**EXERCISE**
Pictures do not belong in your copy. Repeat all the other data exactly.

**PROVIDED DATA**

^^^^

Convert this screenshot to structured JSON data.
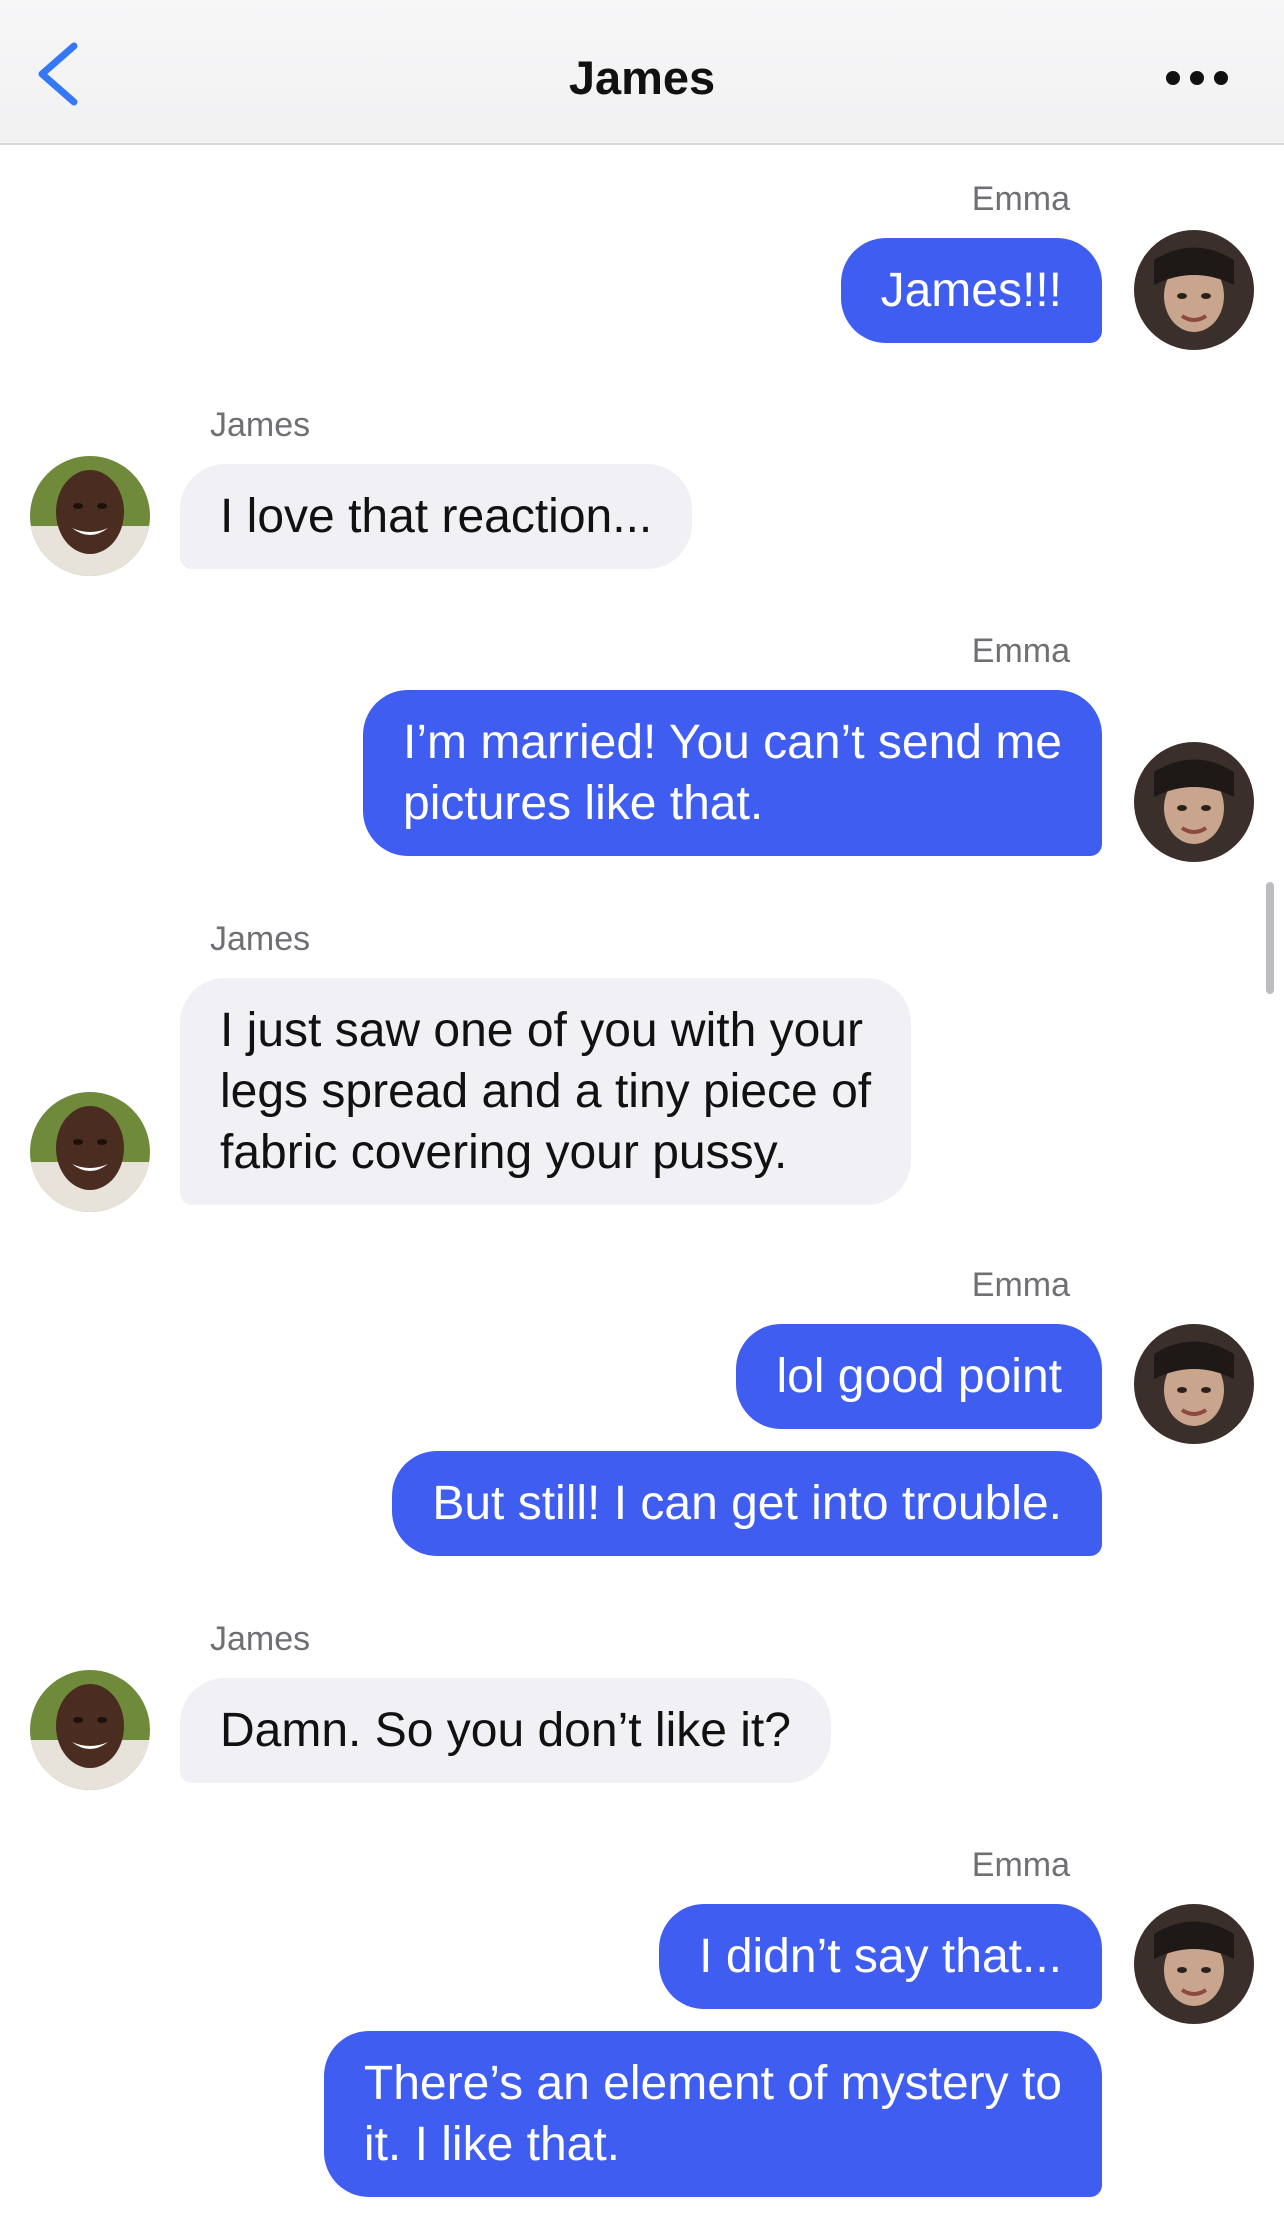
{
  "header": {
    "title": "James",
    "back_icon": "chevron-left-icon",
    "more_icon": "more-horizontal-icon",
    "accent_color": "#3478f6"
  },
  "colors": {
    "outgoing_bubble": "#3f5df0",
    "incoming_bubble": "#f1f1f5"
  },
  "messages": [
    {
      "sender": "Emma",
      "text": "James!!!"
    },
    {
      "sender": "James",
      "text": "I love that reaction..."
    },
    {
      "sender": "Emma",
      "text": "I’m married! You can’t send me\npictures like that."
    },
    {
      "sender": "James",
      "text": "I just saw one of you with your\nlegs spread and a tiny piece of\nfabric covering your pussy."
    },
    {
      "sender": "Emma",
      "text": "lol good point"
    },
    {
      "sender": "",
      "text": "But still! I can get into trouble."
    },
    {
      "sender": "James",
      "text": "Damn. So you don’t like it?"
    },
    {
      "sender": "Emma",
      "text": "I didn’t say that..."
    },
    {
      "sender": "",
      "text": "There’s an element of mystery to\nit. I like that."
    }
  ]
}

^^^^

**THE ANSWER**
Convert this screenshot to structured JSON data.
{
  "header": {
    "title": "James",
    "back_icon": "chevron-left-icon",
    "more_icon": "more-horizontal-icon",
    "accent_color": "#3478f6"
  },
  "colors": {
    "outgoing_bubble": "#3f5df0",
    "incoming_bubble": "#f1f1f5"
  },
  "messages": [
    {
      "sender": "Emma",
      "text": "James!!!"
    },
    {
      "sender": "James",
      "text": "I love that reaction..."
    },
    {
      "sender": "Emma",
      "text": "I’m married! You can’t send me\npictures like that."
    },
    {
      "sender": "James",
      "text": "I just saw one of you with your\nlegs spread and a tiny piece of\nfabric covering your pussy."
    },
    {
      "sender": "Emma",
      "text": "lol good point"
    },
    {
      "sender": "",
      "text": "But still! I can get into trouble."
    },
    {
      "sender": "James",
      "text": "Damn. So you don’t like it?"
    },
    {
      "sender": "Emma",
      "text": "I didn’t say that..."
    },
    {
      "sender": "",
      "text": "There’s an element of mystery to\nit. I like that."
    }
  ]
}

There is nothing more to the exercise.